Source data:
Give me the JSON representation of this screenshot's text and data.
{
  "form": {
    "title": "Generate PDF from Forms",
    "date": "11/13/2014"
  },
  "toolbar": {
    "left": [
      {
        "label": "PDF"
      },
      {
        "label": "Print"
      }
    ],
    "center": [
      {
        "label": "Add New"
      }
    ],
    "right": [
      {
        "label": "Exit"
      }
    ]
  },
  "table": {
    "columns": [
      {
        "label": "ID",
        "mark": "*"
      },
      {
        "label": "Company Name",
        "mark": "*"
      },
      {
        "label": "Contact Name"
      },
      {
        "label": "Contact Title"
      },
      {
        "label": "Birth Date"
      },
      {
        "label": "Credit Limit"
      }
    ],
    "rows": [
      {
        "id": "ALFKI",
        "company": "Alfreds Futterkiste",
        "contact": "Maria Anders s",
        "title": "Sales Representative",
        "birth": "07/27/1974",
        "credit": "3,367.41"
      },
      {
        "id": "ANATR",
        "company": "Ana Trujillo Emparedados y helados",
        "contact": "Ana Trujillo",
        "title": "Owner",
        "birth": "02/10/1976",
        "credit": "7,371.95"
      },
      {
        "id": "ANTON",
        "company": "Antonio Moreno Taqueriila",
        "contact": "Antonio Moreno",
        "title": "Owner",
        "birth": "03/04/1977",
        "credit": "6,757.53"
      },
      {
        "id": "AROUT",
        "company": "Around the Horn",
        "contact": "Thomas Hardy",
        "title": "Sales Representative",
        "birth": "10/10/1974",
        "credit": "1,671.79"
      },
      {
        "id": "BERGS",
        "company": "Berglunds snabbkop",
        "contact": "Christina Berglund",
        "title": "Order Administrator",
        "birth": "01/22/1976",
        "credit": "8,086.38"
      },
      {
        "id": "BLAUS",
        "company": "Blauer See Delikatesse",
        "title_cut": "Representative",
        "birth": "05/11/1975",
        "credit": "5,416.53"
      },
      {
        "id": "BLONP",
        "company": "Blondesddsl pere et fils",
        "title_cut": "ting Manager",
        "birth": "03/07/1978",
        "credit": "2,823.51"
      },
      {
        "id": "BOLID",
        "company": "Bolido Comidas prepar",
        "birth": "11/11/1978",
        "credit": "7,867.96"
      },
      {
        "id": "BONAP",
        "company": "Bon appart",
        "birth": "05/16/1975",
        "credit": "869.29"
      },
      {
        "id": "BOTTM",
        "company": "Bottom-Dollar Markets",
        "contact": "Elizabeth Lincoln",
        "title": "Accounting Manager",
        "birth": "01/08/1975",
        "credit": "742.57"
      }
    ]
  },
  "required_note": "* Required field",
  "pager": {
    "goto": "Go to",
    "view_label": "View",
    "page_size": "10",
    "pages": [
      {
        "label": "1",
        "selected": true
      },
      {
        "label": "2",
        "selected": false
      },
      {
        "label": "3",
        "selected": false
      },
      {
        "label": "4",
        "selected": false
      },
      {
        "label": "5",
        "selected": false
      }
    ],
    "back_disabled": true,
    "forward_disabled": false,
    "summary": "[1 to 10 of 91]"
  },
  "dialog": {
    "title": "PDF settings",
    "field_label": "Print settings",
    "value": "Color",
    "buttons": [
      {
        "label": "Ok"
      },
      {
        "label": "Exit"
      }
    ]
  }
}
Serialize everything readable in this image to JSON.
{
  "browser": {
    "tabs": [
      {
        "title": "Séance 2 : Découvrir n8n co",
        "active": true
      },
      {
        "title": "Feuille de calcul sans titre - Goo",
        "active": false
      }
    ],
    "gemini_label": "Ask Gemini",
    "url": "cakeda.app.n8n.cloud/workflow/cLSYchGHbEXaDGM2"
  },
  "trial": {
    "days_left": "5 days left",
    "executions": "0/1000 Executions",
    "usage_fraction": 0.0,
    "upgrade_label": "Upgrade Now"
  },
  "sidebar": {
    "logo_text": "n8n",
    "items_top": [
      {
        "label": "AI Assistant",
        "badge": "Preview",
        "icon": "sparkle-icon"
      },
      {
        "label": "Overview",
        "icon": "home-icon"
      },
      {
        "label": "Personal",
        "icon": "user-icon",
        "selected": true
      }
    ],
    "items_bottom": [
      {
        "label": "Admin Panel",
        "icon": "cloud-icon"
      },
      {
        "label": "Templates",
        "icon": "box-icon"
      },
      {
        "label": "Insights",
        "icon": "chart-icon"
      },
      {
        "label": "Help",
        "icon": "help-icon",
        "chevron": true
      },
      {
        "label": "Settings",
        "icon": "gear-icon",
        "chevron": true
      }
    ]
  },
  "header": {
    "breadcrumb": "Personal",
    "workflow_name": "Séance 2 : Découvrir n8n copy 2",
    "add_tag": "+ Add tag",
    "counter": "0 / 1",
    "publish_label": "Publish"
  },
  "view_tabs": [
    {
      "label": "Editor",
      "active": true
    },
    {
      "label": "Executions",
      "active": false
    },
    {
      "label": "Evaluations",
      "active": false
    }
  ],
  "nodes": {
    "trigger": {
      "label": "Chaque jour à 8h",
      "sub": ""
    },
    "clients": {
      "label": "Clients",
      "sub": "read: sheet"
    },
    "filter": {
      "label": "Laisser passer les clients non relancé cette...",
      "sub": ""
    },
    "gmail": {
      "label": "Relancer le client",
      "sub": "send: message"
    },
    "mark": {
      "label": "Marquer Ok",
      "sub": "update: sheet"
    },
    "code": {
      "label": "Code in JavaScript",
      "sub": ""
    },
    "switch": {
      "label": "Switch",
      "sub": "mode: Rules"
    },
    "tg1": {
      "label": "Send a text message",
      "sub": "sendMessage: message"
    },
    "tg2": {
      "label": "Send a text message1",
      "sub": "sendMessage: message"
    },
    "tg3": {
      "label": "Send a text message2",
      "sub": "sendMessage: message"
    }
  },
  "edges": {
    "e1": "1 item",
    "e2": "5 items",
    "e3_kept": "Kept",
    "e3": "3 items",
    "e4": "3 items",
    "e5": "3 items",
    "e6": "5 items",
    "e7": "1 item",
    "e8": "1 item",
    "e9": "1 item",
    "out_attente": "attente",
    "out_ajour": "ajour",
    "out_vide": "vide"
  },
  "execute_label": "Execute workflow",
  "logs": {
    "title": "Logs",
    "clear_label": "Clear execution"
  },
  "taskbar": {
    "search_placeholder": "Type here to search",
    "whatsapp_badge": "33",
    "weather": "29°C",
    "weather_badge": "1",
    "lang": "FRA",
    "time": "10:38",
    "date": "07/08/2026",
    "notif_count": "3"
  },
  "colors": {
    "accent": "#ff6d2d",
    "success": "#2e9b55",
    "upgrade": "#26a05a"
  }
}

→ Work instructions
Copy the records above exactly as they appear.

→ Exercise response
Give me the JSON representation of this screenshot's text and data.
{
  "form": {
    "title": "Generate PDF from Forms",
    "date": "11/13/2014"
  },
  "toolbar": {
    "left": [
      {
        "label": "PDF"
      },
      {
        "label": "Print"
      }
    ],
    "center": [
      {
        "label": "Add New"
      }
    ],
    "right": [
      {
        "label": "Exit"
      }
    ]
  },
  "table": {
    "columns": [
      {
        "label": "ID",
        "mark": "*"
      },
      {
        "label": "Company Name",
        "mark": "*"
      },
      {
        "label": "Contact Name"
      },
      {
        "label": "Contact Title"
      },
      {
        "label": "Birth Date"
      },
      {
        "label": "Credit Limit"
      }
    ],
    "rows": [
      {
        "id": "ALFKI",
        "company": "Alfreds Futterkiste",
        "contact": "Maria Anders s",
        "title": "Sales Representative",
        "birth": "07/27/1974",
        "credit": "3,367.41"
      },
      {
        "id": "ANATR",
        "company": "Ana Trujillo Emparedados y helados",
        "contact": "Ana Trujillo",
        "title": "Owner",
        "birth": "02/10/1976",
        "credit": "7,371.95"
      },
      {
        "id": "ANTON",
        "company": "Antonio Moreno Taqueriila",
        "contact": "Antonio Moreno",
        "title": "Owner",
        "birth": "03/04/1977",
        "credit": "6,757.53"
      },
      {
        "id": "AROUT",
        "company": "Around the Horn",
        "contact": "Thomas Hardy",
        "title": "Sales Representative",
        "birth": "10/10/1974",
        "credit": "1,671.79"
      },
      {
        "id": "BERGS",
        "company": "Berglunds snabbkop",
        "contact": "Christina Berglund",
        "title": "Order Administrator",
        "birth": "01/22/1976",
        "credit": "8,086.38"
      },
      {
        "id": "BLAUS",
        "company": "Blauer See Delikatesse",
        "title_cut": "Representative",
        "birth": "05/11/1975",
        "credit": "5,416.53"
      },
      {
        "id": "BLONP",
        "company": "Blondesddsl pere et fils",
        "title_cut": "ting Manager",
        "birth": "03/07/1978",
        "credit": "2,823.51"
      },
      {
        "id": "BOLID",
        "company": "Bolido Comidas prepar",
        "birth": "11/11/1978",
        "credit": "7,867.96"
      },
      {
        "id": "BONAP",
        "company": "Bon appart",
        "birth": "05/16/1975",
        "credit": "869.29"
      },
      {
        "id": "BOTTM",
        "company": "Bottom-Dollar Markets",
        "contact": "Elizabeth Lincoln",
        "title": "Accounting Manager",
        "birth": "01/08/1975",
        "credit": "742.57"
      }
    ]
  },
  "required_note": "* Required field",
  "pager": {
    "goto": "Go to",
    "view_label": "View",
    "page_size": "10",
    "pages": [
      {
        "label": "1",
        "selected": true
      },
      {
        "label": "2",
        "selected": false
      },
      {
        "label": "3",
        "selected": false
      },
      {
        "label": "4",
        "selected": false
      },
      {
        "label": "5",
        "selected": false
      }
    ],
    "back_disabled": true,
    "forward_disabled": false,
    "summary": "[1 to 10 of 91]"
  },
  "dialog": {
    "title": "PDF settings",
    "field_label": "Print settings",
    "value": "Color",
    "buttons": [
      {
        "label": "Ok"
      },
      {
        "label": "Exit"
      }
    ]
  }
}
Serialize everything readable in this image to JSON.
{
  "browser": {
    "tabs": [
      {
        "title": "Séance 2 : Découvrir n8n co",
        "active": true
      },
      {
        "title": "Feuille de calcul sans titre - Goo",
        "active": false
      }
    ],
    "gemini_label": "Ask Gemini",
    "url": "cakeda.app.n8n.cloud/workflow/cLSYchGHbEXaDGM2"
  },
  "trial": {
    "days_left": "5 days left",
    "executions": "0/1000 Executions",
    "usage_fraction": 0.0,
    "upgrade_label": "Upgrade Now"
  },
  "sidebar": {
    "logo_text": "n8n",
    "items_top": [
      {
        "label": "AI Assistant",
        "badge": "Preview",
        "icon": "sparkle-icon"
      },
      {
        "label": "Overview",
        "icon": "home-icon"
      },
      {
        "label": "Personal",
        "icon": "user-icon",
        "selected": true
      }
    ],
    "items_bottom": [
      {
        "label": "Admin Panel",
        "icon": "cloud-icon"
      },
      {
        "label": "Templates",
        "icon": "box-icon"
      },
      {
        "label": "Insights",
        "icon": "chart-icon"
      },
      {
        "label": "Help",
        "icon": "help-icon",
        "chevron": true
      },
      {
        "label": "Settings",
        "icon": "gear-icon",
        "chevron": true
      }
    ]
  },
  "header": {
    "breadcrumb": "Personal",
    "workflow_name": "Séance 2 : Découvrir n8n copy 2",
    "add_tag": "+ Add tag",
    "counter": "0 / 1",
    "publish_label": "Publish"
  },
  "view_tabs": [
    {
      "label": "Editor",
      "active": true
    },
    {
      "label": "Executions",
      "active": false
    },
    {
      "label": "Evaluations",
      "active": false
    }
  ],
  "nodes": {
    "trigger": {
      "label": "Chaque jour à 8h",
      "sub": ""
    },
    "clients": {
      "label": "Clients",
      "sub": "read: sheet"
    },
    "filter": {
      "label": "Laisser passer les clients non relancé cette...",
      "sub": ""
    },
    "gmail": {
      "label": "Relancer le client",
      "sub": "send: message"
    },
    "mark": {
      "label": "Marquer Ok",
      "sub": "update: sheet"
    },
    "code": {
      "label": "Code in JavaScript",
      "sub": ""
    },
    "switch": {
      "label": "Switch",
      "sub": "mode: Rules"
    },
    "tg1": {
      "label": "Send a text message",
      "sub": "sendMessage: message"
    },
    "tg2": {
      "label": "Send a text message1",
      "sub": "sendMessage: message"
    },
    "tg3": {
      "label": "Send a text message2",
      "sub": "sendMessage: message"
    }
  },
  "edges": {
    "e1": "1 item",
    "e2": "5 items",
    "e3_kept": "Kept",
    "e3": "3 items",
    "e4": "3 items",
    "e5": "3 items",
    "e6": "5 items",
    "e7": "1 item",
    "e8": "1 item",
    "e9": "1 item",
    "out_attente": "attente",
    "out_ajour": "ajour",
    "out_vide": "vide"
  },
  "execute_label": "Execute workflow",
  "logs": {
    "title": "Logs",
    "clear_label": "Clear execution"
  },
  "taskbar": {
    "search_placeholder": "Type here to search",
    "whatsapp_badge": "33",
    "weather": "29°C",
    "weather_badge": "1",
    "lang": "FRA",
    "time": "10:38",
    "date": "07/08/2026",
    "notif_count": "3"
  },
  "colors": {
    "accent": "#ff6d2d",
    "success": "#2e9b55",
    "upgrade": "#26a05a"
  }
}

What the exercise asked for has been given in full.